— Records —
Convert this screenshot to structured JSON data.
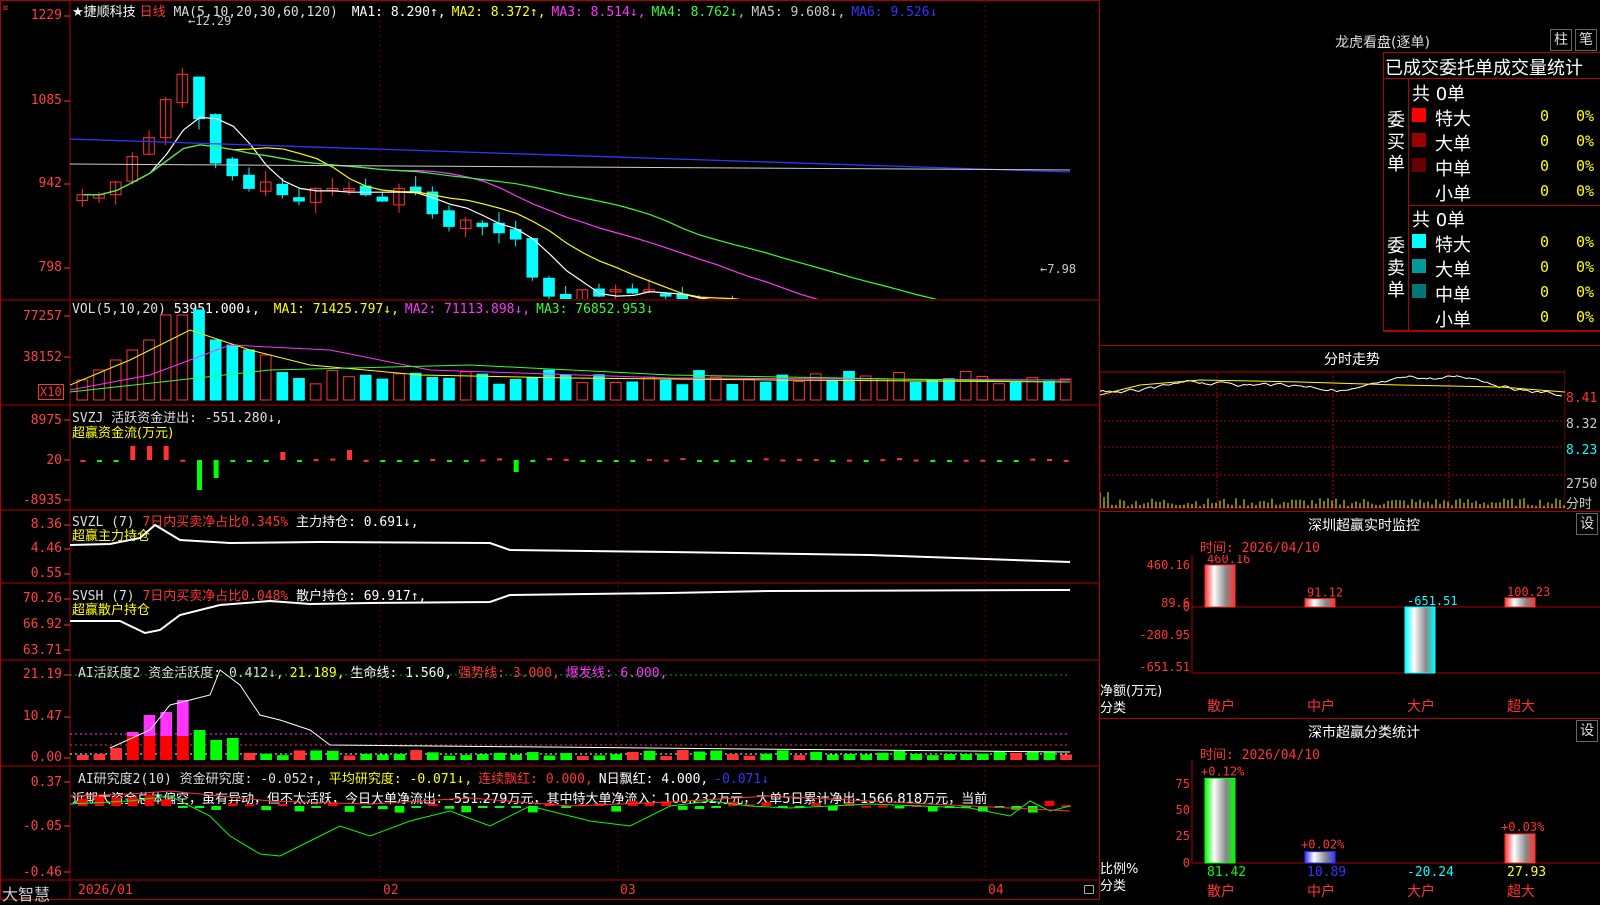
{
  "stock": {
    "name": "★捷顺科技",
    "period": "日线",
    "logo_mark": "¤"
  },
  "ma_header": {
    "label": "MA(5,10,20,30,60,120)",
    "items": [
      {
        "text": "MA1: 8.290↑,",
        "color": "#ffffff"
      },
      {
        "text": "MA2: 8.372↑,",
        "color": "#ffff00"
      },
      {
        "text": "MA3: 8.514↓,",
        "color": "#ff33ff"
      },
      {
        "text": "MA4: 8.762↓,",
        "color": "#33ff33"
      },
      {
        "text": "MA5: 9.608↓,",
        "color": "#cccccc"
      },
      {
        "text": "MA6: 9.526↓",
        "color": "#3333ff"
      }
    ]
  },
  "price_axis": [
    "1229",
    "1085",
    "942",
    "798"
  ],
  "price_marks": {
    "high": "12.29",
    "low": "7.98"
  },
  "vol_header": {
    "label": "VOL(5,10,20)",
    "value": "53951.000↓,",
    "items": [
      {
        "text": "MA1: 71425.797↓,",
        "color": "#ffff00"
      },
      {
        "text": "MA2: 71113.898↓,",
        "color": "#ff33ff"
      },
      {
        "text": "MA3: 76852.953↓",
        "color": "#33ff33"
      }
    ]
  },
  "vol_axis": [
    "77257",
    "38152"
  ],
  "vol_unit": "X10",
  "svzj": {
    "header": "SVZJ  活跃资金进出: -551.280↓,",
    "title": "超赢资金流(万元)",
    "axis": [
      "8975",
      "20",
      "-8935"
    ]
  },
  "svzl": {
    "header_a": "SVZL (7)",
    "header_b": "7日内买卖净占比0.345%",
    "header_c": "主力持仓: 0.691↓,",
    "title": "超赢主力持仓",
    "axis": [
      "8.36",
      "4.46",
      "0.55"
    ]
  },
  "svsh": {
    "header_a": "SVSH (7)",
    "header_b": "7日内买卖净占比0.048%",
    "header_c": "散户持仓: 69.917↑,",
    "title": "超赢散户持仓",
    "axis": [
      "70.26",
      "66.92",
      "63.71"
    ]
  },
  "ai_active": {
    "items": [
      {
        "text": "AI活跃度2 资金活跃度: 0.412↓,",
        "color": "#dddddd"
      },
      {
        "text": "21.189,",
        "color": "#ffff00"
      },
      {
        "text": "生命线: 1.560,",
        "color": "#ffffff"
      },
      {
        "text": "强势线: 3.000,",
        "color": "#ff3333"
      },
      {
        "text": "爆发线: 6.000,",
        "color": "#ff33ff"
      }
    ],
    "axis": [
      "21.19",
      "10.47",
      "0.00"
    ]
  },
  "ai_research": {
    "items": [
      {
        "text": "AI研究度2(10) 资金研究度: -0.052↑,",
        "color": "#dddddd"
      },
      {
        "text": "平均研究度: -0.071↓,",
        "color": "#ffff00"
      },
      {
        "text": "连续飘红: 0.000,",
        "color": "#ff3333"
      },
      {
        "text": "N日飘红: 4.000,",
        "color": "#ffffff"
      },
      {
        "text": "-0.071↓",
        "color": "#3333ff"
      }
    ],
    "comment": "近期大资金总体偏空，虽有异动，但不太活跃，今日大单净流出：-551.279万元，其中特大单净流入：100.232万元，大单5日累计净出-1566.818万元，当前",
    "axis": [
      "0.37",
      "-0.05",
      "-0.46"
    ]
  },
  "date_axis": [
    "2026/01",
    "02",
    "03",
    "04"
  ],
  "bottom_left": "大智慧",
  "right": {
    "lhb_title": "龙虎看盘(逐单)",
    "btn_zhu": "柱",
    "btn_bi": "笔",
    "stats_title": "已成交委托单成交量统计",
    "buy": {
      "side": "委买单",
      "total": "共 0单",
      "rows": [
        {
          "label": "特大",
          "value": "0",
          "pct": "0%",
          "color": "#ff0000"
        },
        {
          "label": "大单",
          "value": "0",
          "pct": "0%",
          "color": "#990000"
        },
        {
          "label": "中单",
          "value": "0",
          "pct": "0%",
          "color": "#660000"
        },
        {
          "label": "小单",
          "value": "0",
          "pct": "0%",
          "color": ""
        }
      ]
    },
    "sell": {
      "side": "委卖单",
      "total": "共 0单",
      "rows": [
        {
          "label": "特大",
          "value": "0",
          "pct": "0%",
          "color": "#00ffff"
        },
        {
          "label": "大单",
          "value": "0",
          "pct": "0%",
          "color": "#009999"
        },
        {
          "label": "中单",
          "value": "0",
          "pct": "0%",
          "color": "#007777"
        },
        {
          "label": "小单",
          "value": "0",
          "pct": "0%",
          "color": ""
        }
      ]
    },
    "intraday": {
      "title": "分时走势",
      "axis": [
        "8.41",
        "8.32",
        "8.23"
      ],
      "vol_label": "2750",
      "vol_unit": "分时"
    },
    "sz_monitor": {
      "title": "深圳超赢实时监控",
      "set": "设",
      "time": "时间: 2026/04/10",
      "axis": [
        "460.16",
        "89.6",
        "0",
        "-280.95",
        "-651.51"
      ],
      "ylabel": "净额(万元)",
      "xlabel": "分类",
      "categories": [
        "散户",
        "中户",
        "大户",
        "超大"
      ],
      "values": [
        "460.16",
        "91.12",
        "-651.51",
        "100.23"
      ]
    },
    "sz_class": {
      "title": "深市超赢分类统计",
      "set": "设",
      "time": "时间: 2026/04/10",
      "axis": [
        "75",
        "50",
        "25",
        "0"
      ],
      "ylabel": "比例%",
      "xlabel": "分类",
      "categories": [
        "散户",
        "中户",
        "大户",
        "超大"
      ],
      "pct_labels": [
        "+0.12%",
        "+0.02%",
        "",
        "+0.03%"
      ],
      "values": [
        "81.42",
        "10.89",
        "-20.24",
        "27.93"
      ]
    }
  },
  "colors": {
    "up": "#ff3333",
    "down": "#00ffff",
    "grid": "#b00000",
    "accent_yellow": "#ffff00"
  }
}
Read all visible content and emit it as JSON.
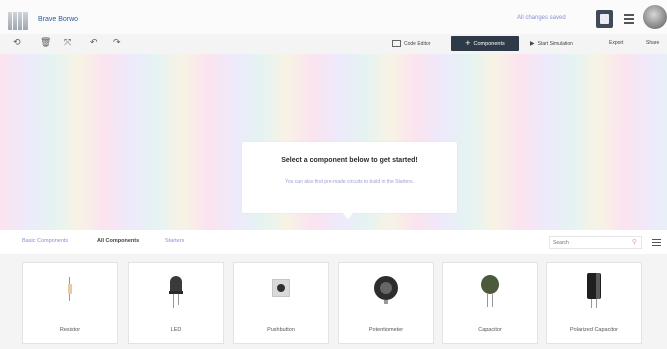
{
  "topbar": {
    "design_name": "Brave Borwo",
    "saved_status": "All changes saved"
  },
  "toolbar": {
    "code_editor_label": "Code Editor",
    "components_label": "Components",
    "start_simulation_label": "Start Simulation",
    "export_label": "Export",
    "share_label": "Share"
  },
  "workplane": {
    "tip_title": "Select a component below to get started!",
    "tip_text": "You can also find pre-made circuits to build in the Starters."
  },
  "panel": {
    "tabs": [
      {
        "label": "Basic Components"
      },
      {
        "label": "All Components"
      },
      {
        "label": "Starters"
      }
    ],
    "search_placeholder": "Search"
  },
  "components": [
    {
      "name": "Resistor"
    },
    {
      "name": "LED"
    },
    {
      "name": "Pushbutton"
    },
    {
      "name": "Potentiometer"
    },
    {
      "name": "Capacitor"
    },
    {
      "name": "Polarized Capacitor"
    }
  ],
  "colors": {
    "accent_dark": "#2f3a48",
    "link_blue": "#2d5aa0",
    "hint_purple": "#8a8fd6"
  }
}
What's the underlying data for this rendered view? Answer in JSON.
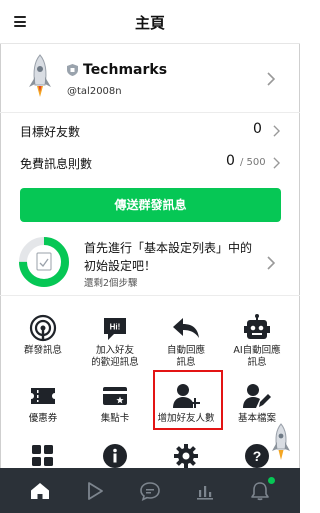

— Directions —
Every record must be copied exactly, with images dropped from the result.

— Exercise solution —
Convert this screenshot to structured JSON data.
{
  "stock": {
    "name": "★捷顺科技",
    "period": "日线",
    "logo_mark": "¤"
  },
  "ma_header": {
    "label": "MA(5,10,20,30,60,120)",
    "items": [
      {
        "text": "MA1: 8.290↑,",
        "color": "#ffffff"
      },
      {
        "text": "MA2: 8.372↑,",
        "color": "#ffff00"
      },
      {
        "text": "MA3: 8.514↓,",
        "color": "#ff33ff"
      },
      {
        "text": "MA4: 8.762↓,",
        "color": "#33ff33"
      },
      {
        "text": "MA5: 9.608↓,",
        "color": "#cccccc"
      },
      {
        "text": "MA6: 9.526↓",
        "color": "#3333ff"
      }
    ]
  },
  "price_axis": [
    "1229",
    "1085",
    "942",
    "798"
  ],
  "price_marks": {
    "high": "12.29",
    "low": "7.98"
  },
  "vol_header": {
    "label": "VOL(5,10,20)",
    "value": "53951.000↓,",
    "items": [
      {
        "text": "MA1: 71425.797↓,",
        "color": "#ffff00"
      },
      {
        "text": "MA2: 71113.898↓,",
        "color": "#ff33ff"
      },
      {
        "text": "MA3: 76852.953↓",
        "color": "#33ff33"
      }
    ]
  },
  "vol_axis": [
    "77257",
    "38152"
  ],
  "vol_unit": "X10",
  "svzj": {
    "header": "SVZJ  活跃资金进出: -551.280↓,",
    "title": "超赢资金流(万元)",
    "axis": [
      "8975",
      "20",
      "-8935"
    ]
  },
  "svzl": {
    "header_a": "SVZL (7)",
    "header_b": "7日内买卖净占比0.345%",
    "header_c": "主力持仓: 0.691↓,",
    "title": "超赢主力持仓",
    "axis": [
      "8.36",
      "4.46",
      "0.55"
    ]
  },
  "svsh": {
    "header_a": "SVSH (7)",
    "header_b": "7日内买卖净占比0.048%",
    "header_c": "散户持仓: 69.917↑,",
    "title": "超赢散户持仓",
    "axis": [
      "70.26",
      "66.92",
      "63.71"
    ]
  },
  "ai_active": {
    "items": [
      {
        "text": "AI活跃度2 资金活跃度: 0.412↓,",
        "color": "#dddddd"
      },
      {
        "text": "21.189,",
        "color": "#ffff00"
      },
      {
        "text": "生命线: 1.560,",
        "color": "#ffffff"
      },
      {
        "text": "强势线: 3.000,",
        "color": "#ff3333"
      },
      {
        "text": "爆发线: 6.000,",
        "color": "#ff33ff"
      }
    ],
    "axis": [
      "21.19",
      "10.47",
      "0.00"
    ]
  },
  "ai_research": {
    "items": [
      {
        "text": "AI研究度2(10) 资金研究度: -0.052↑,",
        "color": "#dddddd"
      },
      {
        "text": "平均研究度: -0.071↓,",
        "color": "#ffff00"
      },
      {
        "text": "连续飘红: 0.000,",
        "color": "#ff3333"
      },
      {
        "text": "N日飘红: 4.000,",
        "color": "#ffffff"
      },
      {
        "text": "-0.071↓",
        "color": "#3333ff"
      }
    ],
    "comment": "近期大资金总体偏空，虽有异动，但不太活跃，今日大单净流出：-551.279万元，其中特大单净流入：100.232万元，大单5日累计净出-1566.818万元，当前",
    "axis": [
      "0.37",
      "-0.05",
      "-0.46"
    ]
  },
  "date_axis": [
    "2026/01",
    "02",
    "03",
    "04"
  ],
  "bottom_left": "大智慧",
  "right": {
    "lhb_title": "龙虎看盘(逐单)",
    "btn_zhu": "柱",
    "btn_bi": "笔",
    "stats_title": "已成交委托单成交量统计",
    "buy": {
      "side": "委买单",
      "total": "共 0单",
      "rows": [
        {
          "label": "特大",
          "value": "0",
          "pct": "0%",
          "color": "#ff0000"
        },
        {
          "label": "大单",
          "value": "0",
          "pct": "0%",
          "color": "#990000"
        },
        {
          "label": "中单",
          "value": "0",
          "pct": "0%",
          "color": "#660000"
        },
        {
          "label": "小单",
          "value": "0",
          "pct": "0%",
          "color": ""
        }
      ]
    },
    "sell": {
      "side": "委卖单",
      "total": "共 0单",
      "rows": [
        {
          "label": "特大",
          "value": "0",
          "pct": "0%",
          "color": "#00ffff"
        },
        {
          "label": "大单",
          "value": "0",
          "pct": "0%",
          "color": "#009999"
        },
        {
          "label": "中单",
          "value": "0",
          "pct": "0%",
          "color": "#007777"
        },
        {
          "label": "小单",
          "value": "0",
          "pct": "0%",
          "color": ""
        }
      ]
    },
    "intraday": {
      "title": "分时走势",
      "axis": [
        "8.41",
        "8.32",
        "8.23"
      ],
      "vol_label": "2750",
      "vol_unit": "分时"
    },
    "sz_monitor": {
      "title": "深圳超赢实时监控",
      "set": "设",
      "time": "时间: 2026/04/10",
      "axis": [
        "460.16",
        "89.6",
        "0",
        "-280.95",
        "-651.51"
      ],
      "ylabel": "净额(万元)",
      "xlabel": "分类",
      "categories": [
        "散户",
        "中户",
        "大户",
        "超大"
      ],
      "values": [
        "460.16",
        "91.12",
        "-651.51",
        "100.23"
      ]
    },
    "sz_class": {
      "title": "深市超赢分类统计",
      "set": "设",
      "time": "时间: 2026/04/10",
      "axis": [
        "75",
        "50",
        "25",
        "0"
      ],
      "ylabel": "比例%",
      "xlabel": "分类",
      "categories": [
        "散户",
        "中户",
        "大户",
        "超大"
      ],
      "pct_labels": [
        "+0.12%",
        "+0.02%",
        "",
        "+0.03%"
      ],
      "values": [
        "81.42",
        "10.89",
        "-20.24",
        "27.93"
      ]
    }
  },
  "colors": {
    "up": "#ff3333",
    "down": "#00ffff",
    "grid": "#b00000",
    "accent_yellow": "#ffff00"
  }
}
Read all visible content and emit it as JSON.
{
  "topbar": {
    "design_name": "Brave Borwo",
    "saved_status": "All changes saved"
  },
  "toolbar": {
    "code_editor_label": "Code Editor",
    "components_label": "Components",
    "start_simulation_label": "Start Simulation",
    "export_label": "Export",
    "share_label": "Share"
  },
  "workplane": {
    "tip_title": "Select a component below to get started!",
    "tip_text": "You can also find pre-made circuits to build in the Starters."
  },
  "panel": {
    "tabs": [
      {
        "label": "Basic Components"
      },
      {
        "label": "All Components"
      },
      {
        "label": "Starters"
      }
    ],
    "search_placeholder": "Search"
  },
  "components": [
    {
      "name": "Resistor"
    },
    {
      "name": "LED"
    },
    {
      "name": "Pushbutton"
    },
    {
      "name": "Potentiometer"
    },
    {
      "name": "Capacitor"
    },
    {
      "name": "Polarized Capacitor"
    }
  ],
  "colors": {
    "accent_dark": "#2f3a48",
    "link_blue": "#2d5aa0",
    "hint_purple": "#8a8fd6"
  }
}
What's the underlying data for this rendered view? Answer in JSON.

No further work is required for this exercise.